AIM OF THE EXERCISE →
Give only the number of lines that include the string "ينظر".

------------

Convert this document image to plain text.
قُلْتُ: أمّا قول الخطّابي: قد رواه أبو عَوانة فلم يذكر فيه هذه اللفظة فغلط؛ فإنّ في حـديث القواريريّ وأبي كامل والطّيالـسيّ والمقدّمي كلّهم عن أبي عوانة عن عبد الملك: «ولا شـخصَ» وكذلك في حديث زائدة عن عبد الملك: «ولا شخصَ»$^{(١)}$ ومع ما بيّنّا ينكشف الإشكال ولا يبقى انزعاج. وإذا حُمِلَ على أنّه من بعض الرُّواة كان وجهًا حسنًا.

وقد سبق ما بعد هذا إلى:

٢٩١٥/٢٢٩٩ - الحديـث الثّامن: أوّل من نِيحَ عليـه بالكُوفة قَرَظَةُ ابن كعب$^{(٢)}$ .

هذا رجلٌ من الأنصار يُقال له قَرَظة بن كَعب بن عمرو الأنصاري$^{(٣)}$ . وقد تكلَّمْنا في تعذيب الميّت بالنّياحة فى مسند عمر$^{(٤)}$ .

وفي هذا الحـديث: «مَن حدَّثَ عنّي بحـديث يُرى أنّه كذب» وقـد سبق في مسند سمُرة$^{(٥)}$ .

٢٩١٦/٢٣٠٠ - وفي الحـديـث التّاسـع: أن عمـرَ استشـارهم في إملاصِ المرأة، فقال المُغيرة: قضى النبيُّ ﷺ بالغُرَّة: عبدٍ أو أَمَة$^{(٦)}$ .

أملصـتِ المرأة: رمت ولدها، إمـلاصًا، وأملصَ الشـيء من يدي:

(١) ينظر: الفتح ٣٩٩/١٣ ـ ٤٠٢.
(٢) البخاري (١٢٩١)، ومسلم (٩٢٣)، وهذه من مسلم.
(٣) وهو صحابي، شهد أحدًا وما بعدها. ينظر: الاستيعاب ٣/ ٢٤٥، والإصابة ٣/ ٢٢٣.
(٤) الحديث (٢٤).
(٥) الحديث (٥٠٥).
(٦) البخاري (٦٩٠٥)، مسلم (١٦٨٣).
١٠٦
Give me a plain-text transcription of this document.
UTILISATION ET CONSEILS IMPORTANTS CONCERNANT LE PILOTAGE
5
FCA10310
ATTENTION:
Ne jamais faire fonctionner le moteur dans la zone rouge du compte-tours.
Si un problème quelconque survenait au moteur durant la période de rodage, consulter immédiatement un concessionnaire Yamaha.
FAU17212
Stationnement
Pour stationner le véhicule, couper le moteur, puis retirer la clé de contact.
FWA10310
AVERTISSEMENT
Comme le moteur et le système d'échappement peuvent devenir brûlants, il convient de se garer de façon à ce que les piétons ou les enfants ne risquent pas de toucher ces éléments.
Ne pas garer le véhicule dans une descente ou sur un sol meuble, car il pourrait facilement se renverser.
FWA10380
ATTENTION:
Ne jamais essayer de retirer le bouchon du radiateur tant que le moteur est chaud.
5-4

------------

TASK OUTPUT →
2